The task: Scan the records below for lines with the word "đúng", then state how many you find and nothing else.

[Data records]

■ ■ ■ ■

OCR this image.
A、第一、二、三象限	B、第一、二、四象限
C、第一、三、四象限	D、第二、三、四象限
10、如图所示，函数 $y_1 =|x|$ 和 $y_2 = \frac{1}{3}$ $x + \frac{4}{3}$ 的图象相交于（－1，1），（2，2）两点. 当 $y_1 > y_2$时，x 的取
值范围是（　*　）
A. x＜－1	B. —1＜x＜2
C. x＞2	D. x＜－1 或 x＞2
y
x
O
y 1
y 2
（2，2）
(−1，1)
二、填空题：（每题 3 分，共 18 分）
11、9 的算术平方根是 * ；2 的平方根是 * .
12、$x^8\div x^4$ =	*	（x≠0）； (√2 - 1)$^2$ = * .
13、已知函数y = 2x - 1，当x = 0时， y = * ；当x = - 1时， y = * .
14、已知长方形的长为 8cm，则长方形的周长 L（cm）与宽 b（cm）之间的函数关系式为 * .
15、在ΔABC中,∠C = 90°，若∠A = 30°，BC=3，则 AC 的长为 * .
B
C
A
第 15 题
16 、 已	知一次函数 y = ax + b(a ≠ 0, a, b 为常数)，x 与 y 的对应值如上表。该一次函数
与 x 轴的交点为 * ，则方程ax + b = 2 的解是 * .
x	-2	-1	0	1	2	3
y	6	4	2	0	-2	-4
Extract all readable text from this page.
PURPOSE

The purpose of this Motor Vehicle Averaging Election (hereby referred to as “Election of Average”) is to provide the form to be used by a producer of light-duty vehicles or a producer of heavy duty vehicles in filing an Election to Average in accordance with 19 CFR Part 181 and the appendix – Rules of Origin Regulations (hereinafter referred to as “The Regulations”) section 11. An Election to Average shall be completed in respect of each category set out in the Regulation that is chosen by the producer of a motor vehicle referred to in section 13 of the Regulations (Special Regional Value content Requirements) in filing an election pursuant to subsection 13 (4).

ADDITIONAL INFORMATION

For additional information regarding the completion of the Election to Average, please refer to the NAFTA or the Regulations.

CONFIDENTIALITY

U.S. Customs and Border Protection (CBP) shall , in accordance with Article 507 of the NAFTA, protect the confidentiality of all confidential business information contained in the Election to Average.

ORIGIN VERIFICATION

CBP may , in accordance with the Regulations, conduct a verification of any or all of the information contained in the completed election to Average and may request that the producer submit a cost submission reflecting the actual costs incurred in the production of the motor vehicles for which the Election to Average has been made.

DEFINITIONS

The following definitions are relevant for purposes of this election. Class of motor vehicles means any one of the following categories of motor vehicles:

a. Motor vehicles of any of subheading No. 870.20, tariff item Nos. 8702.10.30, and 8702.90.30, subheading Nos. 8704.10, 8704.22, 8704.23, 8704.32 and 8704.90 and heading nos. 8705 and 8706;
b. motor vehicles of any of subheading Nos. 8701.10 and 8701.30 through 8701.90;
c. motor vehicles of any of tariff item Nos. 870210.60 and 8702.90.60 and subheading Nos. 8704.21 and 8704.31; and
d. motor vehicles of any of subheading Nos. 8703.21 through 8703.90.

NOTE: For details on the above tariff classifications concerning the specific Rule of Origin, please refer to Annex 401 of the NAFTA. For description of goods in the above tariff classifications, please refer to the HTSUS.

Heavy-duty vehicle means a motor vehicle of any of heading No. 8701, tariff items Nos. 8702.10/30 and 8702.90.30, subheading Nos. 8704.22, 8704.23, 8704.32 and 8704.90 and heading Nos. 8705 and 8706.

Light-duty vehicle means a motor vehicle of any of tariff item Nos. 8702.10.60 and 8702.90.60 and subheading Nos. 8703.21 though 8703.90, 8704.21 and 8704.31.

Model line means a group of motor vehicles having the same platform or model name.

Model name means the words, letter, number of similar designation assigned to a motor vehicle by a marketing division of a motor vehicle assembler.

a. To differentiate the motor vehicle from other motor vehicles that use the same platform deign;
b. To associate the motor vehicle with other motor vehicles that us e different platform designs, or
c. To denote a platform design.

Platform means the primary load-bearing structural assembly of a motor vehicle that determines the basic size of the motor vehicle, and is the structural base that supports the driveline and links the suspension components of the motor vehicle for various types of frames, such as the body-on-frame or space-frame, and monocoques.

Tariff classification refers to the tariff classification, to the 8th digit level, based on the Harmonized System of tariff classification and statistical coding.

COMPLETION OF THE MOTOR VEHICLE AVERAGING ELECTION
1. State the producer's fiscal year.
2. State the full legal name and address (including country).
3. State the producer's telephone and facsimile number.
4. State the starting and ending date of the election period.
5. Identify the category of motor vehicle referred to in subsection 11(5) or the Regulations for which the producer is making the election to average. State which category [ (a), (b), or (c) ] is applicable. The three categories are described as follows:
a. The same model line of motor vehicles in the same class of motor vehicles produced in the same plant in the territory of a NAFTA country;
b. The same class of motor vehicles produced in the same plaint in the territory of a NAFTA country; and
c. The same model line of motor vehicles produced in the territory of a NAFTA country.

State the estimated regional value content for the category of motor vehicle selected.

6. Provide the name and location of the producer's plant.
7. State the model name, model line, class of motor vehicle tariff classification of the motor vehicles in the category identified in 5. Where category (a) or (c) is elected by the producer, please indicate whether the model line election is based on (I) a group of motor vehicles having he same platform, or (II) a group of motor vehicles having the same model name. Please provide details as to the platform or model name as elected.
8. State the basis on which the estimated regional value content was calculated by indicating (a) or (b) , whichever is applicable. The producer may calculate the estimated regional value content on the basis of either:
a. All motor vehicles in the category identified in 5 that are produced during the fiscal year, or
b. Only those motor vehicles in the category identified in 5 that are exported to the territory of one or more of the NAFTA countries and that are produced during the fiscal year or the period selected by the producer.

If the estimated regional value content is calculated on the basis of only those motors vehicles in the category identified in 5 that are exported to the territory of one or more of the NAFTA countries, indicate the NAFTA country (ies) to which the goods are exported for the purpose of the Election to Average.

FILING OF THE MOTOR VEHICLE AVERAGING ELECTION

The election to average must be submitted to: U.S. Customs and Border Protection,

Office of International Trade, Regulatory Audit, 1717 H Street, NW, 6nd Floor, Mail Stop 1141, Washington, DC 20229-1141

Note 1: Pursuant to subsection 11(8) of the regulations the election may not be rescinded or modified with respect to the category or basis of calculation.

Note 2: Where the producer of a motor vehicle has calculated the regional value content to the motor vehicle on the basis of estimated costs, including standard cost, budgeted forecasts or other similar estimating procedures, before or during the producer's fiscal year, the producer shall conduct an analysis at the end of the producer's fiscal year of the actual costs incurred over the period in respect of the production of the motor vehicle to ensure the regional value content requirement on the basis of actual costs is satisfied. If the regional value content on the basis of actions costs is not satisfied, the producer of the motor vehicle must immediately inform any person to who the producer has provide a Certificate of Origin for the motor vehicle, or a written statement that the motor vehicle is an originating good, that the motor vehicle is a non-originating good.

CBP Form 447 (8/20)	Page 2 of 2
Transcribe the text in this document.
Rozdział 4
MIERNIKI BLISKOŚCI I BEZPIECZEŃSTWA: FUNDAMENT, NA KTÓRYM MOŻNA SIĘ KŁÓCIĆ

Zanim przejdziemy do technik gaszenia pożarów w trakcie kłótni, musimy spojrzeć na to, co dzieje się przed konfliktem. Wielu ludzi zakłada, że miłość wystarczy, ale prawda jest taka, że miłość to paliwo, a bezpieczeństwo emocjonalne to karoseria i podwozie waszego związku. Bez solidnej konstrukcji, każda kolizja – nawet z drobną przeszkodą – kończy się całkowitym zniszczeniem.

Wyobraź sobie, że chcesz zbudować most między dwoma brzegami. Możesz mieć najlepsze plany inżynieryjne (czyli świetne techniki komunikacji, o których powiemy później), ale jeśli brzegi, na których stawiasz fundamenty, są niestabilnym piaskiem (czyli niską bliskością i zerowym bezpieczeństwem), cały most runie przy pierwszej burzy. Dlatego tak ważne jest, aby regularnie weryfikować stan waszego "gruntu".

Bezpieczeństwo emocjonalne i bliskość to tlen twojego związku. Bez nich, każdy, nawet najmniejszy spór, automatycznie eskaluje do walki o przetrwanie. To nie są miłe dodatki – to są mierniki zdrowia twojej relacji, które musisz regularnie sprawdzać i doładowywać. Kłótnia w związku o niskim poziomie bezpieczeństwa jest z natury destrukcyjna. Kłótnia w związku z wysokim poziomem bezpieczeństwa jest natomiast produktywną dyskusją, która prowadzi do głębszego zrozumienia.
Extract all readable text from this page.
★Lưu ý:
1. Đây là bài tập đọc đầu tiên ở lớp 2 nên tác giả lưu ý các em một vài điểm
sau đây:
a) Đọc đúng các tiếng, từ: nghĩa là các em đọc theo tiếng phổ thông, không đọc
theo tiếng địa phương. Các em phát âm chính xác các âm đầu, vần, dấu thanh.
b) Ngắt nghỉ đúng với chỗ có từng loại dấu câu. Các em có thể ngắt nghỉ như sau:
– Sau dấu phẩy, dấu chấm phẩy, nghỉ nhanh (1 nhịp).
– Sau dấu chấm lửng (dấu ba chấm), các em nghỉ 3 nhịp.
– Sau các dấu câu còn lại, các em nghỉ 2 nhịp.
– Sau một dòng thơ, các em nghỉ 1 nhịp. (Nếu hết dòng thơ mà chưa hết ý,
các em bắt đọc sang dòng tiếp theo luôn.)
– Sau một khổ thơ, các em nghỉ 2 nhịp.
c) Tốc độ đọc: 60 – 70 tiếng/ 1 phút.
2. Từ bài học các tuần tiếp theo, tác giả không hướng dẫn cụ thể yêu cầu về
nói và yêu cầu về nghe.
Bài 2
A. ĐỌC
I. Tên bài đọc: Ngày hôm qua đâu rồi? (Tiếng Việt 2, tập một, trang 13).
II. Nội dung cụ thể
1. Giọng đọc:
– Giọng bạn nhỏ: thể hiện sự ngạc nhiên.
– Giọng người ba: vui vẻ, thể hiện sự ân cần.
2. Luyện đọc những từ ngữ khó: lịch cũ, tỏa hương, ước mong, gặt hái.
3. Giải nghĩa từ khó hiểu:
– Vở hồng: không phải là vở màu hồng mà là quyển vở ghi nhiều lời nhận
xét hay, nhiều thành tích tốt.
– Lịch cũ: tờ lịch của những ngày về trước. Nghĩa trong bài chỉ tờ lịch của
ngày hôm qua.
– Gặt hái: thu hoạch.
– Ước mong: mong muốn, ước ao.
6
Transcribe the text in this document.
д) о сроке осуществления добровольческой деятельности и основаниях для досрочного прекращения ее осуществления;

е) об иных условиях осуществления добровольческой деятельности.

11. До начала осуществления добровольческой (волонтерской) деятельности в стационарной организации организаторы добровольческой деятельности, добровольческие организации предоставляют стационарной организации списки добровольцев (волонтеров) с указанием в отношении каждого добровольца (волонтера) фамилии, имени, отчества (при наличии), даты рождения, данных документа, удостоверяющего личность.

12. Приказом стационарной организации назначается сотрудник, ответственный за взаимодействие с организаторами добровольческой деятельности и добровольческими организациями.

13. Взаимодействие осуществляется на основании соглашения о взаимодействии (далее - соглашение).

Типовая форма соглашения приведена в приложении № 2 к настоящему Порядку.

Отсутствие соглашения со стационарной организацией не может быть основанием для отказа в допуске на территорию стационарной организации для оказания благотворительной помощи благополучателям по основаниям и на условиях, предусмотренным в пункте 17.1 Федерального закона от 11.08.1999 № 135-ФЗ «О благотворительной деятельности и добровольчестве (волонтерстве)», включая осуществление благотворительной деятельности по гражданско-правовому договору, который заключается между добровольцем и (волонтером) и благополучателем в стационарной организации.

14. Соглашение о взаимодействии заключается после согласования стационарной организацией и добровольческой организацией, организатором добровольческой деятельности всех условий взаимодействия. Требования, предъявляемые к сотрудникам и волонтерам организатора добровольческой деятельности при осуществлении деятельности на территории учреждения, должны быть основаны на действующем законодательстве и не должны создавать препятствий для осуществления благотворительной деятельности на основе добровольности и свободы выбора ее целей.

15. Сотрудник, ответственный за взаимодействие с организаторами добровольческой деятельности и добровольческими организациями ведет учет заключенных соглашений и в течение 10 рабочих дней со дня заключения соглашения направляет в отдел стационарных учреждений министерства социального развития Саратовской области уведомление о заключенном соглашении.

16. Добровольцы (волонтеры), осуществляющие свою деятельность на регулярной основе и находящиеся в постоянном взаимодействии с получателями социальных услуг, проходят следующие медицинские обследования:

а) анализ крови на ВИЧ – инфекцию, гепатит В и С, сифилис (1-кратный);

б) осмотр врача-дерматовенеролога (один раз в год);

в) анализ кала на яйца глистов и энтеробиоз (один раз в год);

■ ■ ■ ■

Solved problem: 2